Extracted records

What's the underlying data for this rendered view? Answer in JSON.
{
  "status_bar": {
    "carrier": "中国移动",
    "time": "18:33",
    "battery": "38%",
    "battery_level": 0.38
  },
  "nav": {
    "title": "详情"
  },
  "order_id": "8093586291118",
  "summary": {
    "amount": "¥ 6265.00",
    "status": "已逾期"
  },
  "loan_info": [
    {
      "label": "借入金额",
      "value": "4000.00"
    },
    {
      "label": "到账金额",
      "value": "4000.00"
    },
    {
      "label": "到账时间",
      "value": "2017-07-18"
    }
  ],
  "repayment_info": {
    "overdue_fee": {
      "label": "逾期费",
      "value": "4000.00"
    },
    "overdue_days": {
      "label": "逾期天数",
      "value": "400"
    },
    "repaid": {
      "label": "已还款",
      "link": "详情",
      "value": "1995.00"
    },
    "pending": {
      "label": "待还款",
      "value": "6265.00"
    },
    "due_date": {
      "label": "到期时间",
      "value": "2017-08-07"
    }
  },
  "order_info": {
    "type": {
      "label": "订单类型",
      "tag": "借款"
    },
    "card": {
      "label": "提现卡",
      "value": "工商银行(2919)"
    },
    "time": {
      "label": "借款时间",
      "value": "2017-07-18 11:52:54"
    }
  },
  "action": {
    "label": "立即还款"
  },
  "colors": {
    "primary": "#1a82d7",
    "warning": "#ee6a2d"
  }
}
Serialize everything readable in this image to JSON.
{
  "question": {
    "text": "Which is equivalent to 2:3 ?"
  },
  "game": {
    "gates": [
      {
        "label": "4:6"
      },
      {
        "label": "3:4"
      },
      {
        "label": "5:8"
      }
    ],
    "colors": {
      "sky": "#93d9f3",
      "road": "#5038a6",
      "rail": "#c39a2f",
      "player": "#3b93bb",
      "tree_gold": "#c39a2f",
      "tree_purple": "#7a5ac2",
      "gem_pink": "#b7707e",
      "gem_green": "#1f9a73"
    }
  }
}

§ **Task goal**
Nothing should be left out: return all of the records exactly.

§ **Result of the exercise**
What's the underlying data for this rendered view? Answer in JSON.
{
  "status_bar": {
    "carrier": "中国移动",
    "time": "18:33",
    "battery": "38%",
    "battery_level": 0.38
  },
  "nav": {
    "title": "详情"
  },
  "order_id": "8093586291118",
  "summary": {
    "amount": "¥ 6265.00",
    "status": "已逾期"
  },
  "loan_info": [
    {
      "label": "借入金额",
      "value": "4000.00"
    },
    {
      "label": "到账金额",
      "value": "4000.00"
    },
    {
      "label": "到账时间",
      "value": "2017-07-18"
    }
  ],
  "repayment_info": {
    "overdue_fee": {
      "label": "逾期费",
      "value": "4000.00"
    },
    "overdue_days": {
      "label": "逾期天数",
      "value": "400"
    },
    "repaid": {
      "label": "已还款",
      "link": "详情",
      "value": "1995.00"
    },
    "pending": {
      "label": "待还款",
      "value": "6265.00"
    },
    "due_date": {
      "label": "到期时间",
      "value": "2017-08-07"
    }
  },
  "order_info": {
    "type": {
      "label": "订单类型",
      "tag": "借款"
    },
    "card": {
      "label": "提现卡",
      "value": "工商银行(2919)"
    },
    "time": {
      "label": "借款时间",
      "value": "2017-07-18 11:52:54"
    }
  },
  "action": {
    "label": "立即还款"
  },
  "colors": {
    "primary": "#1a82d7",
    "warning": "#ee6a2d"
  }
}
Serialize everything readable in this image to JSON.
{
  "question": {
    "text": "Which is equivalent to 2:3 ?"
  },
  "game": {
    "gates": [
      {
        "label": "4:6"
      },
      {
        "label": "3:4"
      },
      {
        "label": "5:8"
      }
    ],
    "colors": {
      "sky": "#93d9f3",
      "road": "#5038a6",
      "rail": "#c39a2f",
      "player": "#3b93bb",
      "tree_gold": "#c39a2f",
      "tree_purple": "#7a5ac2",
      "gem_pink": "#b7707e",
      "gem_green": "#1f9a73"
    }
  }
}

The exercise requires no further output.